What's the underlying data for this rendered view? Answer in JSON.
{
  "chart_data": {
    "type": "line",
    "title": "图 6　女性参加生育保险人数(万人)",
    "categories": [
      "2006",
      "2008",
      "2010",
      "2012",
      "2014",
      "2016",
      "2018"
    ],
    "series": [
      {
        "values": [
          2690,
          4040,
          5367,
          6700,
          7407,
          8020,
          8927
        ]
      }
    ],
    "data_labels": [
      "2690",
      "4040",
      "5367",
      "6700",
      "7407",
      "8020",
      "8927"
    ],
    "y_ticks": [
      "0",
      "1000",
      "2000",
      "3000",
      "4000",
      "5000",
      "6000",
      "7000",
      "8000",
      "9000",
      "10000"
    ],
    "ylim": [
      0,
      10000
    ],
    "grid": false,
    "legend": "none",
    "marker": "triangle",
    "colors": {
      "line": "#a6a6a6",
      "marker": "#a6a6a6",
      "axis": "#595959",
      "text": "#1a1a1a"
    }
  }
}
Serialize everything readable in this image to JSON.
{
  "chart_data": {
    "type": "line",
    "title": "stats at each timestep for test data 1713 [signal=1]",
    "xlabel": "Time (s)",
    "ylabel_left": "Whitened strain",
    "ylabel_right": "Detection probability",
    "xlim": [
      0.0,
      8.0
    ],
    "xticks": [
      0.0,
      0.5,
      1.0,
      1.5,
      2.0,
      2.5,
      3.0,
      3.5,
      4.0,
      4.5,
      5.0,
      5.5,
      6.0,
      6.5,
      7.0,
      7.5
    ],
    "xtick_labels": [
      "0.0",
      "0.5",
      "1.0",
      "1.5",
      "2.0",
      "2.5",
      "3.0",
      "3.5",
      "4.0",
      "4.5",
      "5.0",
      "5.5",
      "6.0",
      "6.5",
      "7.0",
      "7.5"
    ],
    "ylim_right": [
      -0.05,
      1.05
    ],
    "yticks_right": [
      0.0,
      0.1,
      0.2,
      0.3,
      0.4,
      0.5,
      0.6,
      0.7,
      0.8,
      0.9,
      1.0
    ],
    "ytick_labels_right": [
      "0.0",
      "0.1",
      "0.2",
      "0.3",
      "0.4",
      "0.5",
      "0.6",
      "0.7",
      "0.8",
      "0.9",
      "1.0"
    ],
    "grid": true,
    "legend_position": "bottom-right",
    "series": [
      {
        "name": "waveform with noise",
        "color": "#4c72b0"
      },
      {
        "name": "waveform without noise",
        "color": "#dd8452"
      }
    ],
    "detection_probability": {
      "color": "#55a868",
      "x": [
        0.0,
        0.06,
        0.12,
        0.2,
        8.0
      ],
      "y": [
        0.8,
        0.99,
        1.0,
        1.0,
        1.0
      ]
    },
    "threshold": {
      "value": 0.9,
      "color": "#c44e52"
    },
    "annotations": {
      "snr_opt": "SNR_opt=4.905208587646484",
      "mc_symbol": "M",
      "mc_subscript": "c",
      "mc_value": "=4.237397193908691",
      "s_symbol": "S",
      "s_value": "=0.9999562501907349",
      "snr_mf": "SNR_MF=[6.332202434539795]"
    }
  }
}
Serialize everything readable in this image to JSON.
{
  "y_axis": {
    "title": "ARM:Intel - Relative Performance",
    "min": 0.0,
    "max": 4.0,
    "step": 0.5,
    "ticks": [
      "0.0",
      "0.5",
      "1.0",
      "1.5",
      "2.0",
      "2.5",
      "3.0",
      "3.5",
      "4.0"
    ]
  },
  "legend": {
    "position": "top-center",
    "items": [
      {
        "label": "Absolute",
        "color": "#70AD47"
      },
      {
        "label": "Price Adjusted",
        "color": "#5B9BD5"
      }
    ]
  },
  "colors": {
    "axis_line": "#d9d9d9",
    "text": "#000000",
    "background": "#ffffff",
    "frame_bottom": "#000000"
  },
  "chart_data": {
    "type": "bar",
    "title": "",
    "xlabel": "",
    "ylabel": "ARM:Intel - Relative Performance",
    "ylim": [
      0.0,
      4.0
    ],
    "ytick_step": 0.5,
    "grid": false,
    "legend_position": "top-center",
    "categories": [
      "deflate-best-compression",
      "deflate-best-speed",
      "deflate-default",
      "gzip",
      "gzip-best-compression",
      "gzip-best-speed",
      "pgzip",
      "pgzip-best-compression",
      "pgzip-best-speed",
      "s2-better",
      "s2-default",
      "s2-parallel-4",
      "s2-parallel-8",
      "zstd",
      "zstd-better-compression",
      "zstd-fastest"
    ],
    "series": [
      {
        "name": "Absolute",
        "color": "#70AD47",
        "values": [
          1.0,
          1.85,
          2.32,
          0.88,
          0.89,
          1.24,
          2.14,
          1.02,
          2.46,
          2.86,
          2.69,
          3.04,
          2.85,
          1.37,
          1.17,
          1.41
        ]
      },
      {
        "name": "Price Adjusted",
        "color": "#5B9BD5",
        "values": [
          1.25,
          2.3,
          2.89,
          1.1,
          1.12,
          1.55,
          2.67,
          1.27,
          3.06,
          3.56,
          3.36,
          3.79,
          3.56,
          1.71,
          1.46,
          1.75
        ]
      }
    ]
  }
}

◆ ◆ ◆ ◆ ◆ ◆ ◆

§ **WHAT TO DO**: Every entry must be output again, exactly as written above.

§ **PROBLEM SOLUTION**:
What's the underlying data for this rendered view? Answer in JSON.
{
  "chart_data": {
    "type": "line",
    "title": "图 6　女性参加生育保险人数(万人)",
    "categories": [
      "2006",
      "2008",
      "2010",
      "2012",
      "2014",
      "2016",
      "2018"
    ],
    "series": [
      {
        "values": [
          2690,
          4040,
          5367,
          6700,
          7407,
          8020,
          8927
        ]
      }
    ],
    "data_labels": [
      "2690",
      "4040",
      "5367",
      "6700",
      "7407",
      "8020",
      "8927"
    ],
    "y_ticks": [
      "0",
      "1000",
      "2000",
      "3000",
      "4000",
      "5000",
      "6000",
      "7000",
      "8000",
      "9000",
      "10000"
    ],
    "ylim": [
      0,
      10000
    ],
    "grid": false,
    "legend": "none",
    "marker": "triangle",
    "colors": {
      "line": "#a6a6a6",
      "marker": "#a6a6a6",
      "axis": "#595959",
      "text": "#1a1a1a"
    }
  }
}
Serialize everything readable in this image to JSON.
{
  "chart_data": {
    "type": "line",
    "title": "stats at each timestep for test data 1713 [signal=1]",
    "xlabel": "Time (s)",
    "ylabel_left": "Whitened strain",
    "ylabel_right": "Detection probability",
    "xlim": [
      0.0,
      8.0
    ],
    "xticks": [
      0.0,
      0.5,
      1.0,
      1.5,
      2.0,
      2.5,
      3.0,
      3.5,
      4.0,
      4.5,
      5.0,
      5.5,
      6.0,
      6.5,
      7.0,
      7.5
    ],
    "xtick_labels": [
      "0.0",
      "0.5",
      "1.0",
      "1.5",
      "2.0",
      "2.5",
      "3.0",
      "3.5",
      "4.0",
      "4.5",
      "5.0",
      "5.5",
      "6.0",
      "6.5",
      "7.0",
      "7.5"
    ],
    "ylim_right": [
      -0.05,
      1.05
    ],
    "yticks_right": [
      0.0,
      0.1,
      0.2,
      0.3,
      0.4,
      0.5,
      0.6,
      0.7,
      0.8,
      0.9,
      1.0
    ],
    "ytick_labels_right": [
      "0.0",
      "0.1",
      "0.2",
      "0.3",
      "0.4",
      "0.5",
      "0.6",
      "0.7",
      "0.8",
      "0.9",
      "1.0"
    ],
    "grid": true,
    "legend_position": "bottom-right",
    "series": [
      {
        "name": "waveform with noise",
        "color": "#4c72b0"
      },
      {
        "name": "waveform without noise",
        "color": "#dd8452"
      }
    ],
    "detection_probability": {
      "color": "#55a868",
      "x": [
        0.0,
        0.06,
        0.12,
        0.2,
        8.0
      ],
      "y": [
        0.8,
        0.99,
        1.0,
        1.0,
        1.0
      ]
    },
    "threshold": {
      "value": 0.9,
      "color": "#c44e52"
    },
    "annotations": {
      "snr_opt": "SNR_opt=4.905208587646484",
      "mc_symbol": "M",
      "mc_subscript": "c",
      "mc_value": "=4.237397193908691",
      "s_symbol": "S",
      "s_value": "=0.9999562501907349",
      "snr_mf": "SNR_MF=[6.332202434539795]"
    }
  }
}
Serialize everything readable in this image to JSON.
{
  "y_axis": {
    "title": "ARM:Intel - Relative Performance",
    "min": 0.0,
    "max": 4.0,
    "step": 0.5,
    "ticks": [
      "0.0",
      "0.5",
      "1.0",
      "1.5",
      "2.0",
      "2.5",
      "3.0",
      "3.5",
      "4.0"
    ]
  },
  "legend": {
    "position": "top-center",
    "items": [
      {
        "label": "Absolute",
        "color": "#70AD47"
      },
      {
        "label": "Price Adjusted",
        "color": "#5B9BD5"
      }
    ]
  },
  "colors": {
    "axis_line": "#d9d9d9",
    "text": "#000000",
    "background": "#ffffff",
    "frame_bottom": "#000000"
  },
  "chart_data": {
    "type": "bar",
    "title": "",
    "xlabel": "",
    "ylabel": "ARM:Intel - Relative Performance",
    "ylim": [
      0.0,
      4.0
    ],
    "ytick_step": 0.5,
    "grid": false,
    "legend_position": "top-center",
    "categories": [
      "deflate-best-compression",
      "deflate-best-speed",
      "deflate-default",
      "gzip",
      "gzip-best-compression",
      "gzip-best-speed",
      "pgzip",
      "pgzip-best-compression",
      "pgzip-best-speed",
      "s2-better",
      "s2-default",
      "s2-parallel-4",
      "s2-parallel-8",
      "zstd",
      "zstd-better-compression",
      "zstd-fastest"
    ],
    "series": [
      {
        "name": "Absolute",
        "color": "#70AD47",
        "values": [
          1.0,
          1.85,
          2.32,
          0.88,
          0.89,
          1.24,
          2.14,
          1.02,
          2.46,
          2.86,
          2.69,
          3.04,
          2.85,
          1.37,
          1.17,
          1.41
        ]
      },
      {
        "name": "Price Adjusted",
        "color": "#5B9BD5",
        "values": [
          1.25,
          2.3,
          2.89,
          1.1,
          1.12,
          1.55,
          2.67,
          1.27,
          3.06,
          3.56,
          3.36,
          3.79,
          3.56,
          1.71,
          1.46,
          1.75
        ]
      }
    ]
  }
}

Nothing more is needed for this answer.